> [SHORT EXERCISE]:
Narrow the data below down to the lines containing "Number".

* START *

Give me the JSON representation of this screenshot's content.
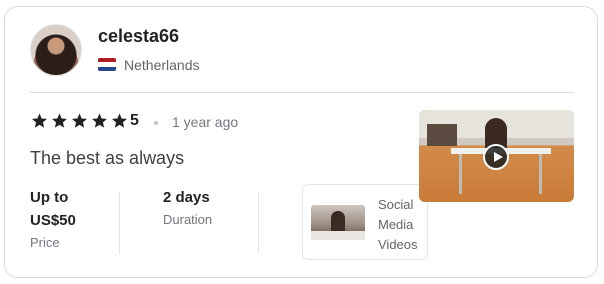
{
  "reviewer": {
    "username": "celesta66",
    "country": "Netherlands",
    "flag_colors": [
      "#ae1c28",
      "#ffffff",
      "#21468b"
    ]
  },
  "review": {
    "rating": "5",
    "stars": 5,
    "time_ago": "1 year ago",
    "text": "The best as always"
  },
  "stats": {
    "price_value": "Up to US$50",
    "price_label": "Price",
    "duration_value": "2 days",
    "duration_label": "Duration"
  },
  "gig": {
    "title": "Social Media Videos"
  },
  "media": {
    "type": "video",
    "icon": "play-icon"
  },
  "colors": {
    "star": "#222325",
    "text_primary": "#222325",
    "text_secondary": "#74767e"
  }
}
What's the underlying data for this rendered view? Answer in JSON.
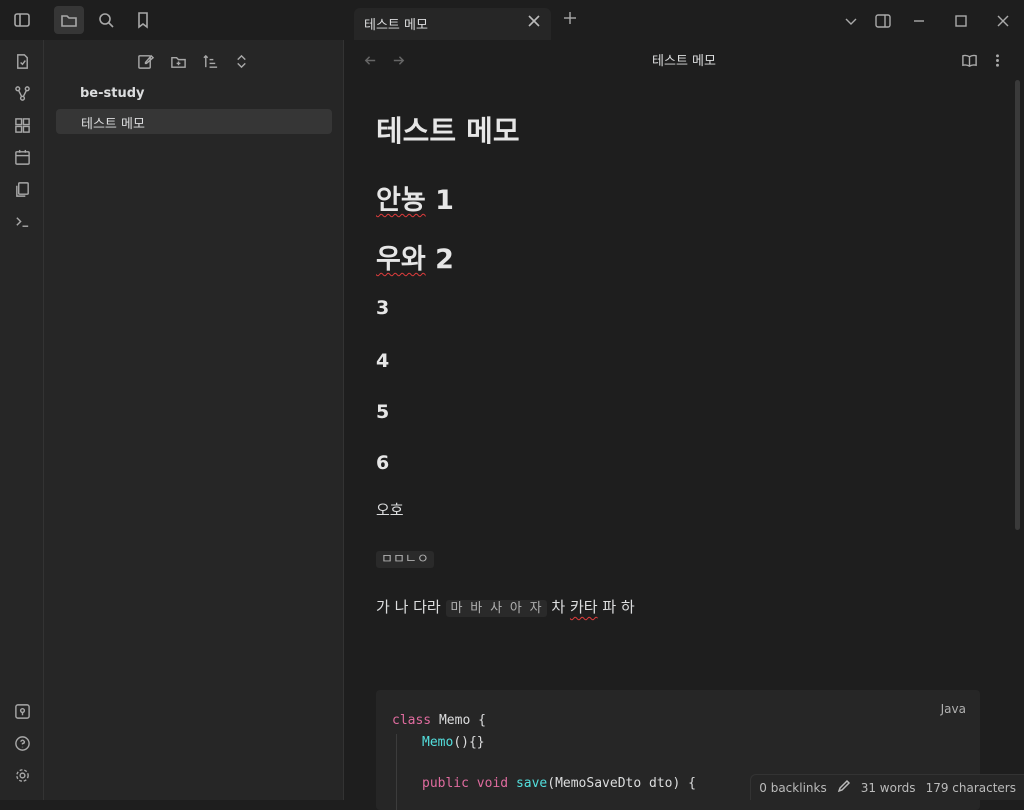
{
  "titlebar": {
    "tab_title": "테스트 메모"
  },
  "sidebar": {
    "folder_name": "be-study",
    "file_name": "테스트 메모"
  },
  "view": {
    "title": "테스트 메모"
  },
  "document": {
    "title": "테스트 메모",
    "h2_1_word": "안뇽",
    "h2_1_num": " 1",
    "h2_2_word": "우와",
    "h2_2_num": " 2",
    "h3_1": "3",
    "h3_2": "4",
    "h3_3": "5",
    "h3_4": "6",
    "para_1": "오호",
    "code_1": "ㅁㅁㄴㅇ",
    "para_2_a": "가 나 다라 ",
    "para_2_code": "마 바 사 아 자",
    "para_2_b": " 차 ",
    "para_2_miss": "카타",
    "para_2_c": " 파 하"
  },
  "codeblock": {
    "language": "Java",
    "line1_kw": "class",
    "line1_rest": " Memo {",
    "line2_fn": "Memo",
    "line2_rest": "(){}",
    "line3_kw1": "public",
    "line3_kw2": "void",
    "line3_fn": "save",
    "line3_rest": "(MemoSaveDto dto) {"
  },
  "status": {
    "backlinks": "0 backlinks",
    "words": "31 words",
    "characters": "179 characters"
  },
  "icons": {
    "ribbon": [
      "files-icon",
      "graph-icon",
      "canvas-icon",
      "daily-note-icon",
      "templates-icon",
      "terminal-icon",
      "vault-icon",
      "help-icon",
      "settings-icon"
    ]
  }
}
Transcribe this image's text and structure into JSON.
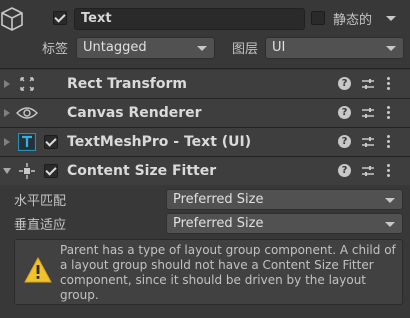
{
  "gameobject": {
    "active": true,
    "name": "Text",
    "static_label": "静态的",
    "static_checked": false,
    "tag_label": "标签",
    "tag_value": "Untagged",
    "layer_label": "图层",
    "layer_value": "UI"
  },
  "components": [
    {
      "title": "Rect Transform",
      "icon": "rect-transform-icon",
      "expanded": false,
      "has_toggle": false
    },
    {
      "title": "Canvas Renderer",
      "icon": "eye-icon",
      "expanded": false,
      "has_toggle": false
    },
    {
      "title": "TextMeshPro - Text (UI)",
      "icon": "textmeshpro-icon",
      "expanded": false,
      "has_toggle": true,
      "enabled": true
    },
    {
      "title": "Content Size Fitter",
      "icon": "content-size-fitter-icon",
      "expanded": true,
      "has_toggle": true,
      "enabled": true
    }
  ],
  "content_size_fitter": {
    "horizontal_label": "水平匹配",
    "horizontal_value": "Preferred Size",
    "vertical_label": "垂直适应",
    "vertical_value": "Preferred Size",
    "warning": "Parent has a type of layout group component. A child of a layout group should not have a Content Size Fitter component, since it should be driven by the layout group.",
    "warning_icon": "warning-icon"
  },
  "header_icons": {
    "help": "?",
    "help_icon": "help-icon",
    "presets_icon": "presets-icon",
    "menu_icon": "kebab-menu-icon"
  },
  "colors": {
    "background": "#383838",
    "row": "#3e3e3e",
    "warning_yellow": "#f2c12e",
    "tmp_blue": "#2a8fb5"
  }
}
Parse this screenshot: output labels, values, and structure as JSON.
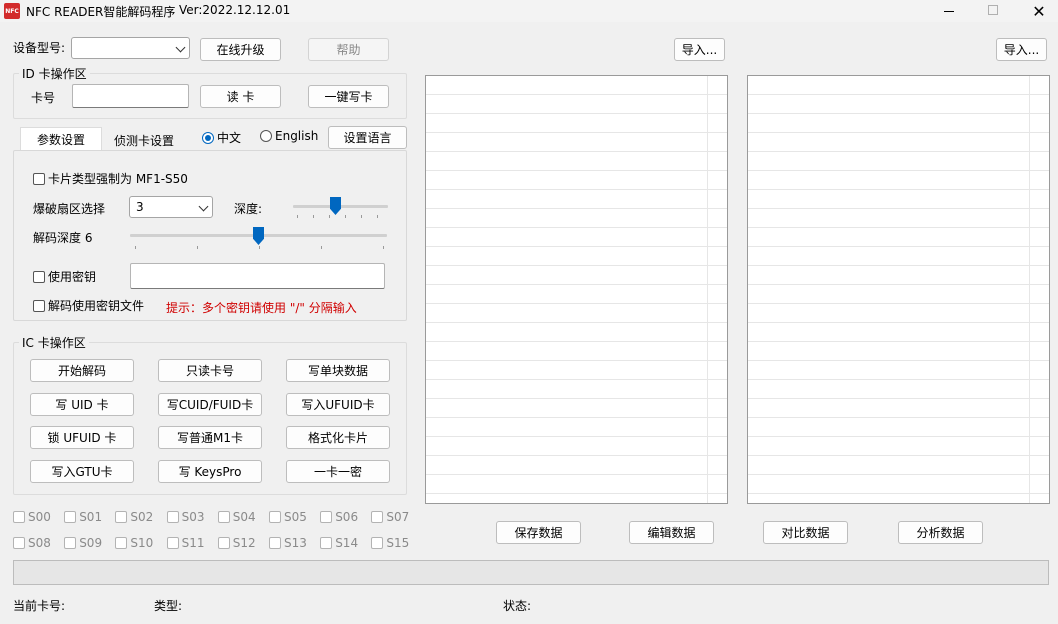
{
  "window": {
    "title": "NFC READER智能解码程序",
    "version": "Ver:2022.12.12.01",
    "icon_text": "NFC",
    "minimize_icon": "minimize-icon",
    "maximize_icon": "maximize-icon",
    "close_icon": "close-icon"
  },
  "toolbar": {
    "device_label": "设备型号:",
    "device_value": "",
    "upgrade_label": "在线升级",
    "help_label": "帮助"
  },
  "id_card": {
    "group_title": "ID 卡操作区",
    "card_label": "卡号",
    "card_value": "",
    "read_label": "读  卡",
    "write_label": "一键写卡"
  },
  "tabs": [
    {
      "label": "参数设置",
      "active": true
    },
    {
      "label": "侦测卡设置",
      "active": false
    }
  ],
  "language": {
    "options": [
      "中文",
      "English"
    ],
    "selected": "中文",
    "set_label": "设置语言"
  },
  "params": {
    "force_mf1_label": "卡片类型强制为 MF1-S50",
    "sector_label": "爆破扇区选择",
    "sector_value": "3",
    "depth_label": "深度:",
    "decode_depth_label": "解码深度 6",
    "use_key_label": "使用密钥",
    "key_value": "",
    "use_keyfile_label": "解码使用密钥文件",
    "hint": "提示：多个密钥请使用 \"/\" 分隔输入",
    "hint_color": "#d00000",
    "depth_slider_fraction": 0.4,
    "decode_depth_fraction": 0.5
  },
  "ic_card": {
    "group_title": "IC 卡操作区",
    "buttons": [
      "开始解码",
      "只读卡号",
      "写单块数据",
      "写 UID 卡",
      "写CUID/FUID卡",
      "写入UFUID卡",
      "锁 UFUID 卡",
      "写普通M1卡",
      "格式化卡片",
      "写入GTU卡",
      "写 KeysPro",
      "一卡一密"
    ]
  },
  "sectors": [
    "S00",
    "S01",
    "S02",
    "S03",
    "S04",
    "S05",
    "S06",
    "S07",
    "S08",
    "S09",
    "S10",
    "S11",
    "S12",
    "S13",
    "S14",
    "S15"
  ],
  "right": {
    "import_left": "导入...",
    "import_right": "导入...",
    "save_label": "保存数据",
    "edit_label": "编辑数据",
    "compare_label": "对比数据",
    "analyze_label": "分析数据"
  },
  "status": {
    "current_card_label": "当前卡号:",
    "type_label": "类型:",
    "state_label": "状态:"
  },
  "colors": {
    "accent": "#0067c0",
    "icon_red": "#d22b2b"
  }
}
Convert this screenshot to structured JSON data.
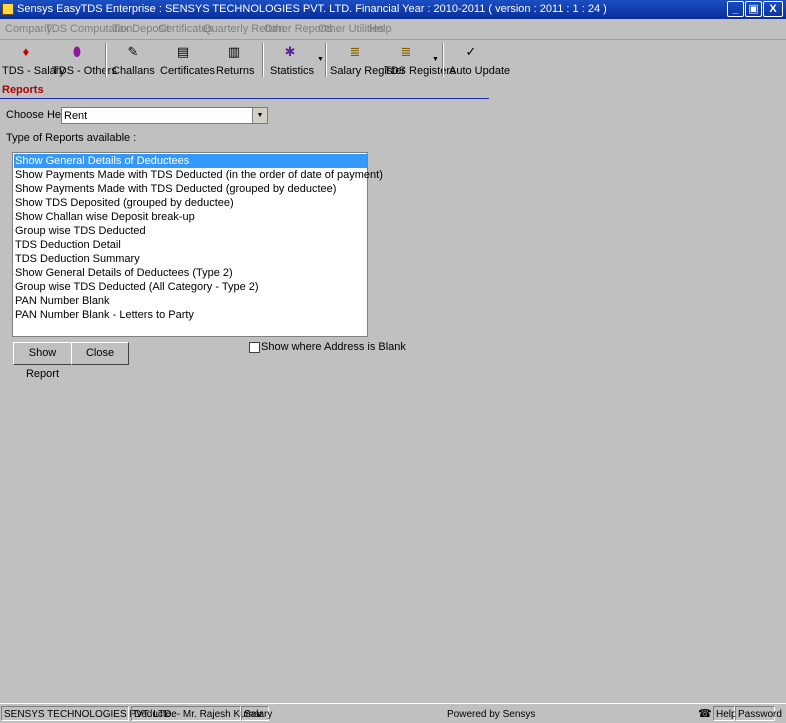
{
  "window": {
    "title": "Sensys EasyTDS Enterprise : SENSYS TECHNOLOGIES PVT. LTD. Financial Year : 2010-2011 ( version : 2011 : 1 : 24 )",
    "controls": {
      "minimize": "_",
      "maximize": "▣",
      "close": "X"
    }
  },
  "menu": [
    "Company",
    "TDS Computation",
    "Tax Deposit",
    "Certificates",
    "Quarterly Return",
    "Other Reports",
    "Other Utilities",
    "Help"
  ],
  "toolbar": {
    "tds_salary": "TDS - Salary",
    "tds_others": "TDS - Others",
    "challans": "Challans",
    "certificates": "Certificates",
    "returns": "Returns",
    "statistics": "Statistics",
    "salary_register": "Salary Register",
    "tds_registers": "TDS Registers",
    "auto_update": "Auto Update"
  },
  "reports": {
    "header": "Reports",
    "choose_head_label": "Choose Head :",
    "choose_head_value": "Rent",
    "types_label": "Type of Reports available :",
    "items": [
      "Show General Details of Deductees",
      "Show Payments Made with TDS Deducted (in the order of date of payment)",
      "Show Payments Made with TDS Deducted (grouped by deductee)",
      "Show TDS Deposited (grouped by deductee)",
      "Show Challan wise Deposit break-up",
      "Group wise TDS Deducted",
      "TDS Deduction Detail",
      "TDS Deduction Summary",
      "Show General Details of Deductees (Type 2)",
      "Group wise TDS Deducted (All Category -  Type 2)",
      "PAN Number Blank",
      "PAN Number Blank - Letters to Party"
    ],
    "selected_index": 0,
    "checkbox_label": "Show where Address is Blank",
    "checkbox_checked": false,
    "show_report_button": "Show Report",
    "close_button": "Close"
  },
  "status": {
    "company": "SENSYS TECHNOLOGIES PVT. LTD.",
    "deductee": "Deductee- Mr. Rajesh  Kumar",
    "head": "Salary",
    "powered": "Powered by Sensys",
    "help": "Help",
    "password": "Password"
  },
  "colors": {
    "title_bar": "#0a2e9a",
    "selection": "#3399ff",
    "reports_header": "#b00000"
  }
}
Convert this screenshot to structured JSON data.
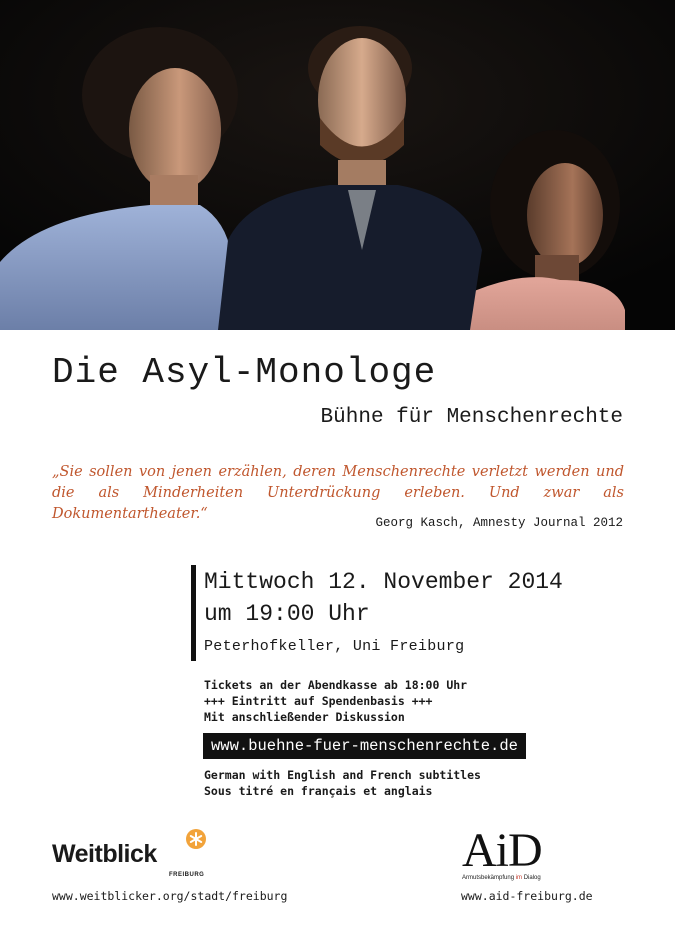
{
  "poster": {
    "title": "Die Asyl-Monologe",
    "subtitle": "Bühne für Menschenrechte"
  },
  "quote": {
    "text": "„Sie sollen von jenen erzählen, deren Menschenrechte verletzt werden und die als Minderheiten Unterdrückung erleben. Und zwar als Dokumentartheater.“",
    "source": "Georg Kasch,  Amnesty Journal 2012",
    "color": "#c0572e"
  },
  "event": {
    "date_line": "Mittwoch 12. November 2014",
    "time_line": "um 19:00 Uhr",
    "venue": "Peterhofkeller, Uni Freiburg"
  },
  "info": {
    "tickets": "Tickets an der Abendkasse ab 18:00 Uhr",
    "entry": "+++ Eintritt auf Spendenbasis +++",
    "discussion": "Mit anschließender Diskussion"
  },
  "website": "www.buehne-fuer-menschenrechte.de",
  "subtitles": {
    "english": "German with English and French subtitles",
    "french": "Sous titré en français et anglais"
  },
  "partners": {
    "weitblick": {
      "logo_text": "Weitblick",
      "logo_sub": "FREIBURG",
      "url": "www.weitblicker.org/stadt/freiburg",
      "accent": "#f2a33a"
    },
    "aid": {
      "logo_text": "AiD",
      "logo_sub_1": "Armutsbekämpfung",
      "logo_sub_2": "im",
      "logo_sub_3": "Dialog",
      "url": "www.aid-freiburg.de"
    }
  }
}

* END *

> [TASK SOLUTION]:
      "PAN Number Blank",
      "PAN Number Blank - Letters to Party"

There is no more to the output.